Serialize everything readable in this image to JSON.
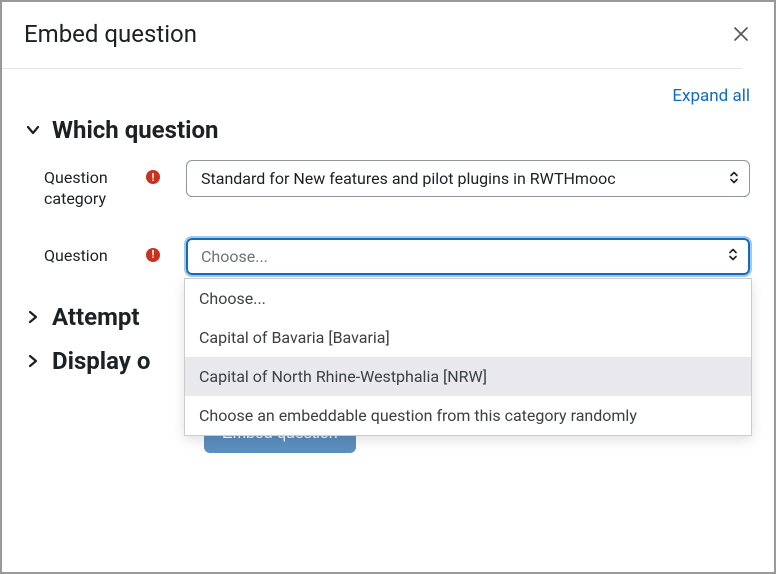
{
  "modal": {
    "title": "Embed question",
    "expand_all": "Expand all"
  },
  "sections": {
    "which_question": "Which question",
    "attempt": "Attempt",
    "display": "Display o"
  },
  "form": {
    "category_label": "Question category",
    "category_value": "Standard for New features and pilot plugins in RWTHmooc",
    "question_label": "Question",
    "question_value": "Choose...",
    "question_options": [
      "Choose...",
      "Capital of Bavaria [Bavaria]",
      "Capital of North Rhine-Westphalia [NRW]",
      "Choose an embeddable question from this category randomly"
    ]
  },
  "actions": {
    "embed": "Embed question"
  }
}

══════

Request - Reproduce the material above verbatim; omit every picture.

Complete answer -
Serialize everything readable in this image to JSON.
{
  "modal": {
    "title": "Embed question",
    "expand_all": "Expand all"
  },
  "sections": {
    "which_question": "Which question",
    "attempt": "Attempt",
    "display": "Display o"
  },
  "form": {
    "category_label": "Question category",
    "category_value": "Standard for New features and pilot plugins in RWTHmooc",
    "question_label": "Question",
    "question_value": "Choose...",
    "question_options": [
      "Choose...",
      "Capital of Bavaria [Bavaria]",
      "Capital of North Rhine-Westphalia [NRW]",
      "Choose an embeddable question from this category randomly"
    ]
  },
  "actions": {
    "embed": "Embed question"
  }
}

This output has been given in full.